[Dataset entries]
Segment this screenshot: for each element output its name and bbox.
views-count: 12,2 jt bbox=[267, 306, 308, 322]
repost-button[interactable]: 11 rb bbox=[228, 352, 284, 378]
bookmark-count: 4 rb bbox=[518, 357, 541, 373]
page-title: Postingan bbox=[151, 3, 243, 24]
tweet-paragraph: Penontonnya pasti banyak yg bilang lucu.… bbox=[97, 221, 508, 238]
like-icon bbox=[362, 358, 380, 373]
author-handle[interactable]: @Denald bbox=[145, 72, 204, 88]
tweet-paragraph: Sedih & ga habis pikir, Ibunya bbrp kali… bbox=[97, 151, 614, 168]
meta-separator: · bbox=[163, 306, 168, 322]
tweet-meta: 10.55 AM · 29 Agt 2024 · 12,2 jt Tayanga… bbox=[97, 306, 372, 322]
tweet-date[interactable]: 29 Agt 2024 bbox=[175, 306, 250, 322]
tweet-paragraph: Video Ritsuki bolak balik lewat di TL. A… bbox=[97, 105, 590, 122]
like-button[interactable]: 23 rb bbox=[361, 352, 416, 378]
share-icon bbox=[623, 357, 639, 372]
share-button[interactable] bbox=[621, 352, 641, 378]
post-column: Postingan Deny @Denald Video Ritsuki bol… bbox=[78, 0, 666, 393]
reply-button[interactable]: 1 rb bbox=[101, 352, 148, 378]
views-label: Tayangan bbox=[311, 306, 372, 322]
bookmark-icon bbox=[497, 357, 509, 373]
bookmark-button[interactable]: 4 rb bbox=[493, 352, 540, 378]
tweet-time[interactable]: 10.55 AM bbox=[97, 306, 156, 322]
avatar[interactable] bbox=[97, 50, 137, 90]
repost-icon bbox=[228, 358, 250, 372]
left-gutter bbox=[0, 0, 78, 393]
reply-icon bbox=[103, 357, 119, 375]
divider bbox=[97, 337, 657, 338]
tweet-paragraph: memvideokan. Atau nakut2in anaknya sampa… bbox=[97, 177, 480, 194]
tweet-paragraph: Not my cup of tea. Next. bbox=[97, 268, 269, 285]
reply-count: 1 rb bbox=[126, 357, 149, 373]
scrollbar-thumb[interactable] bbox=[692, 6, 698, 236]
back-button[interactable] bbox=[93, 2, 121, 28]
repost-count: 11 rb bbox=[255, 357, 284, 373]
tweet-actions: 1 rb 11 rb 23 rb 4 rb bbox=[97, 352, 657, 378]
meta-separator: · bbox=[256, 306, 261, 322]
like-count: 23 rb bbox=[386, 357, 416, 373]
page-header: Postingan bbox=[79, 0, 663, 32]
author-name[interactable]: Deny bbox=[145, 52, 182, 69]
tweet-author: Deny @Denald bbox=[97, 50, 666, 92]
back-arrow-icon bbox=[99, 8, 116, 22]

■ Requirement
Quote each line of the dataset entries above verbatim, in its original order, without altering any character.

■ Solution to this exercise
Segment this screenshot: for each element output its name and bbox.
views-count: 12,2 jt bbox=[267, 306, 308, 322]
repost-button[interactable]: 11 rb bbox=[228, 352, 284, 378]
bookmark-count: 4 rb bbox=[518, 357, 541, 373]
page-title: Postingan bbox=[151, 3, 243, 24]
tweet-paragraph: Penontonnya pasti banyak yg bilang lucu.… bbox=[97, 221, 508, 238]
like-icon bbox=[362, 358, 380, 373]
author-handle[interactable]: @Denald bbox=[145, 72, 204, 88]
tweet-paragraph: Sedih & ga habis pikir, Ibunya bbrp kali… bbox=[97, 151, 614, 168]
meta-separator: · bbox=[163, 306, 168, 322]
tweet-meta: 10.55 AM · 29 Agt 2024 · 12,2 jt Tayanga… bbox=[97, 306, 372, 322]
tweet-date[interactable]: 29 Agt 2024 bbox=[175, 306, 250, 322]
tweet-paragraph: Video Ritsuki bolak balik lewat di TL. A… bbox=[97, 105, 590, 122]
like-button[interactable]: 23 rb bbox=[361, 352, 416, 378]
share-icon bbox=[623, 357, 639, 372]
share-button[interactable] bbox=[621, 352, 641, 378]
post-column: Postingan Deny @Denald Video Ritsuki bol… bbox=[78, 0, 666, 393]
reply-button[interactable]: 1 rb bbox=[101, 352, 148, 378]
views-label: Tayangan bbox=[311, 306, 372, 322]
bookmark-icon bbox=[497, 357, 509, 373]
bookmark-button[interactable]: 4 rb bbox=[493, 352, 540, 378]
tweet-time[interactable]: 10.55 AM bbox=[97, 306, 156, 322]
avatar[interactable] bbox=[97, 50, 137, 90]
repost-icon bbox=[228, 358, 250, 372]
left-gutter bbox=[0, 0, 78, 393]
reply-icon bbox=[103, 357, 119, 375]
divider bbox=[97, 337, 657, 338]
tweet-paragraph: memvideokan. Atau nakut2in anaknya sampa… bbox=[97, 177, 480, 194]
tweet-paragraph: Not my cup of tea. Next. bbox=[97, 268, 269, 285]
reply-count: 1 rb bbox=[126, 357, 149, 373]
scrollbar-thumb[interactable] bbox=[692, 6, 698, 236]
back-button[interactable] bbox=[93, 2, 121, 28]
repost-count: 11 rb bbox=[255, 357, 284, 373]
tweet-actions: 1 rb 11 rb 23 rb 4 rb bbox=[97, 352, 657, 378]
meta-separator: · bbox=[256, 306, 261, 322]
like-count: 23 rb bbox=[386, 357, 416, 373]
page-header: Postingan bbox=[79, 0, 663, 32]
author-name[interactable]: Deny bbox=[145, 52, 182, 69]
tweet-author: Deny @Denald bbox=[97, 50, 666, 92]
back-arrow-icon bbox=[99, 8, 116, 22]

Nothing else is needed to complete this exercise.